Element and coordinate data:

-- Start --

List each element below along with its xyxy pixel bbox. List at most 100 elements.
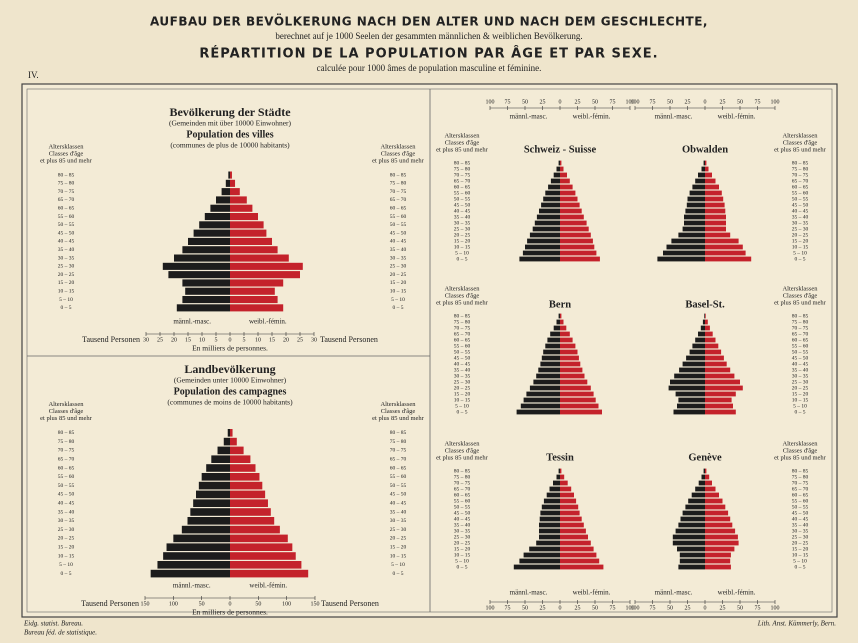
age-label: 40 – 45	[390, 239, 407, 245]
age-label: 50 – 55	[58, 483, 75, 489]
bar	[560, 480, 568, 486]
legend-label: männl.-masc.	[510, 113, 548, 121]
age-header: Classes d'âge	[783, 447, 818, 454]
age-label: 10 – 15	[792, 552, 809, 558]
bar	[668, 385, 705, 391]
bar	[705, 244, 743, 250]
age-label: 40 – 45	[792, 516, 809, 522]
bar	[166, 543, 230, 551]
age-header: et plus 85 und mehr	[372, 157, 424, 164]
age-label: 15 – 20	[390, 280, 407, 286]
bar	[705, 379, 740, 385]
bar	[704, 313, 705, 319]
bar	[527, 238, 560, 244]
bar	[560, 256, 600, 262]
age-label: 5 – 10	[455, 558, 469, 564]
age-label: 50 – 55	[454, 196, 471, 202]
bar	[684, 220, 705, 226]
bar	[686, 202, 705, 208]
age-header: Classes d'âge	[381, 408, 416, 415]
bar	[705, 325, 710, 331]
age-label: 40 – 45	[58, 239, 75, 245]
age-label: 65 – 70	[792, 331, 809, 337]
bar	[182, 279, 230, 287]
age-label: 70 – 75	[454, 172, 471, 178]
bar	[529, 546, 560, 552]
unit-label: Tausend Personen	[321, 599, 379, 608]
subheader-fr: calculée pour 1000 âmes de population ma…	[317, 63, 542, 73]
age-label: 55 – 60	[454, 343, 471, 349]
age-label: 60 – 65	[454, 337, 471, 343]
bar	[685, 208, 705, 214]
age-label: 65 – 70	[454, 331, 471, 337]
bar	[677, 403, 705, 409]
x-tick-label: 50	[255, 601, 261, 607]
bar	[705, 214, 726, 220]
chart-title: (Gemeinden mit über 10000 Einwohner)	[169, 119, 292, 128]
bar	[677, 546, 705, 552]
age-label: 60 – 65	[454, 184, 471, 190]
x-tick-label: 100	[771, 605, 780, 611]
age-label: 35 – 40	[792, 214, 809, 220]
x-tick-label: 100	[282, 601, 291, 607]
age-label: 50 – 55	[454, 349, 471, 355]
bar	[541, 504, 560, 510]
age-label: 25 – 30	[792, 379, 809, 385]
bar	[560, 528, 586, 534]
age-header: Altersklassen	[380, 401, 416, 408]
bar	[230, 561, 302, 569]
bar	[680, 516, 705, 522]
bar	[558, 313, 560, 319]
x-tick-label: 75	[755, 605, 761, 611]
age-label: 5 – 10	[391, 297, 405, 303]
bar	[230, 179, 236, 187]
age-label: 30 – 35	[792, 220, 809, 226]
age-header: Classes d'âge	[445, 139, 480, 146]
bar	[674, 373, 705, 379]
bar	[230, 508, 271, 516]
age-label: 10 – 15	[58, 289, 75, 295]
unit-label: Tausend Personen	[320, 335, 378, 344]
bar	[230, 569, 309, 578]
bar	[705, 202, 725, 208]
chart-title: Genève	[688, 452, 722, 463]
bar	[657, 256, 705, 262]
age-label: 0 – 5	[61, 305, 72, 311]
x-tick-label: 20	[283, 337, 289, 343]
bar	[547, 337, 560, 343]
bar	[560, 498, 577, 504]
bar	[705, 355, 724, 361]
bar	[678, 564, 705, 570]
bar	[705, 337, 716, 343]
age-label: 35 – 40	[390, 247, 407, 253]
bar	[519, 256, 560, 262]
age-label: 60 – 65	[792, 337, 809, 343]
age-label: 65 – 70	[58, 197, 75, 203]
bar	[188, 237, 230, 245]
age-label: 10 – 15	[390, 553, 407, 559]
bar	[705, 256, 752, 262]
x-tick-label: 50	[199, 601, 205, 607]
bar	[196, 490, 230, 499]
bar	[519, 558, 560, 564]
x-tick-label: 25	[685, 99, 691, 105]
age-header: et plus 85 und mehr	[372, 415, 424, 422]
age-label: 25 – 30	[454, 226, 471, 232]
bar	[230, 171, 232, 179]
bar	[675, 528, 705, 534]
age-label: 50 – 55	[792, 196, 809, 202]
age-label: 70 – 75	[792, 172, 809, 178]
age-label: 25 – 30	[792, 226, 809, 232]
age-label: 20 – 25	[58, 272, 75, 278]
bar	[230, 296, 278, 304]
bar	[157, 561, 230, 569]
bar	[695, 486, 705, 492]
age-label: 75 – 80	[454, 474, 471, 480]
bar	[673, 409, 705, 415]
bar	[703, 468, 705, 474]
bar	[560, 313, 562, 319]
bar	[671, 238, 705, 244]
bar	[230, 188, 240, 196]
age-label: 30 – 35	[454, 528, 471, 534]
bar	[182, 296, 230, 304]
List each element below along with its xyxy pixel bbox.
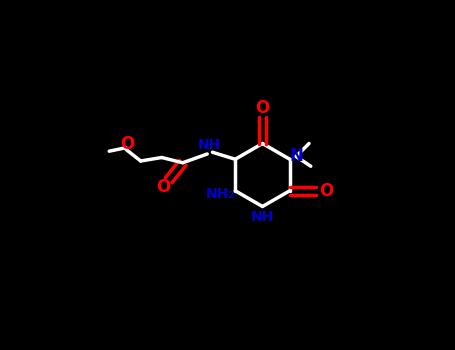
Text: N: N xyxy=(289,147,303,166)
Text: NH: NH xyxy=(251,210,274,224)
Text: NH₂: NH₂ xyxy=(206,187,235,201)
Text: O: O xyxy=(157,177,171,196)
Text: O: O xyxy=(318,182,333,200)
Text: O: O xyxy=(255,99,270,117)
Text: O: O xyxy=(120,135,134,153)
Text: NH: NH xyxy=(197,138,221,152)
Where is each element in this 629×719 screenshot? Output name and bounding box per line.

-- End --

Problem statement: Please copy all of the data above word for word, leaving out the pictures.

Written response:
List each element below along with its xyxy pixel bbox. List at most 100 elements.
age-label: 40 – 45	[390, 239, 407, 245]
age-label: 50 – 55	[58, 483, 75, 489]
bar	[560, 480, 568, 486]
legend-label: männl.-masc.	[510, 113, 548, 121]
age-header: Classes d'âge	[783, 447, 818, 454]
age-label: 10 – 15	[792, 552, 809, 558]
bar	[668, 385, 705, 391]
bar	[705, 244, 743, 250]
age-label: 40 – 45	[792, 516, 809, 522]
bar	[166, 543, 230, 551]
age-header: et plus 85 und mehr	[372, 157, 424, 164]
age-label: 15 – 20	[390, 280, 407, 286]
bar	[705, 379, 740, 385]
bar	[704, 313, 705, 319]
bar	[527, 238, 560, 244]
bar	[560, 256, 600, 262]
age-label: 5 – 10	[455, 558, 469, 564]
age-label: 50 – 55	[454, 196, 471, 202]
bar	[684, 220, 705, 226]
bar	[686, 202, 705, 208]
age-header: Classes d'âge	[381, 408, 416, 415]
bar	[705, 325, 710, 331]
age-label: 40 – 45	[58, 239, 75, 245]
age-label: 65 – 70	[792, 331, 809, 337]
bar	[182, 279, 230, 287]
age-label: 70 – 75	[454, 172, 471, 178]
bar	[529, 546, 560, 552]
unit-label: Tausend Personen	[321, 599, 379, 608]
subheader-fr: calculée pour 1000 âmes de population ma…	[317, 63, 542, 73]
age-label: 55 – 60	[454, 343, 471, 349]
age-label: 60 – 65	[454, 337, 471, 343]
bar	[685, 208, 705, 214]
age-label: 65 – 70	[454, 331, 471, 337]
bar	[677, 403, 705, 409]
x-tick-label: 50	[255, 601, 261, 607]
bar	[705, 214, 726, 220]
chart-title: (Gemeinden mit über 10000 Einwohner)	[169, 119, 292, 128]
bar	[677, 546, 705, 552]
age-label: 60 – 65	[454, 184, 471, 190]
x-tick-label: 100	[771, 605, 780, 611]
age-label: 35 – 40	[792, 214, 809, 220]
x-tick-label: 100	[282, 601, 291, 607]
age-label: 50 – 55	[454, 349, 471, 355]
bar	[541, 504, 560, 510]
age-label: 25 – 30	[792, 379, 809, 385]
bar	[560, 528, 586, 534]
age-header: Altersklassen	[380, 401, 416, 408]
bar	[230, 561, 302, 569]
bar	[680, 516, 705, 522]
bar	[558, 313, 560, 319]
x-tick-label: 75	[755, 605, 761, 611]
age-label: 5 – 10	[391, 297, 405, 303]
bar	[230, 179, 236, 187]
age-label: 30 – 35	[792, 220, 809, 226]
age-header: Classes d'âge	[445, 139, 480, 146]
bar	[674, 373, 705, 379]
bar	[230, 508, 271, 516]
age-label: 10 – 15	[58, 289, 75, 295]
unit-label: Tausend Personen	[320, 335, 378, 344]
bar	[230, 569, 309, 578]
bar	[705, 202, 725, 208]
chart-title: Genève	[688, 452, 722, 463]
bar	[657, 256, 705, 262]
age-label: 0 – 5	[61, 305, 72, 311]
x-tick-label: 20	[283, 337, 289, 343]
bar	[547, 337, 560, 343]
bar	[560, 498, 577, 504]
bar	[705, 355, 724, 361]
bar	[678, 564, 705, 570]
bar	[705, 337, 716, 343]
age-label: 35 – 40	[390, 247, 407, 253]
bar	[519, 256, 560, 262]
age-label: 60 – 65	[792, 337, 809, 343]
age-label: 65 – 70	[58, 197, 75, 203]
bar	[188, 237, 230, 245]
age-label: 10 – 15	[390, 553, 407, 559]
bar	[705, 256, 752, 262]
x-tick-label: 50	[199, 601, 205, 607]
bar	[196, 490, 230, 499]
bar	[519, 558, 560, 564]
x-tick-label: 25	[685, 99, 691, 105]
age-header: et plus 85 und mehr	[372, 415, 424, 422]
age-label: 25 – 30	[454, 226, 471, 232]
bar	[230, 171, 232, 179]
bar	[675, 528, 705, 534]
age-label: 50 – 55	[792, 196, 809, 202]
age-label: 70 – 75	[792, 172, 809, 178]
age-label: 25 – 30	[792, 226, 809, 232]
age-label: 20 – 25	[58, 272, 75, 278]
bar	[230, 296, 278, 304]
bar	[157, 561, 230, 569]
bar	[695, 486, 705, 492]
age-label: 75 – 80	[454, 474, 471, 480]
bar	[673, 409, 705, 415]
bar	[703, 468, 705, 474]
bar	[560, 313, 562, 319]
bar	[671, 238, 705, 244]
bar	[230, 188, 240, 196]
age-label: 30 – 35	[454, 528, 471, 534]
bar	[182, 296, 230, 304]
List each element below along with its xyxy pixel bbox.
Text: N: N xyxy=(289,147,303,166)
Text: NH: NH xyxy=(251,210,274,224)
Text: NH₂: NH₂ xyxy=(206,187,235,201)
Text: O: O xyxy=(157,177,171,196)
Text: O: O xyxy=(318,182,333,200)
Text: O: O xyxy=(255,99,270,117)
Text: O: O xyxy=(120,135,134,153)
Text: NH: NH xyxy=(197,138,221,152)
Where is each element in this 629×719 screenshot? Output name and bounding box per line.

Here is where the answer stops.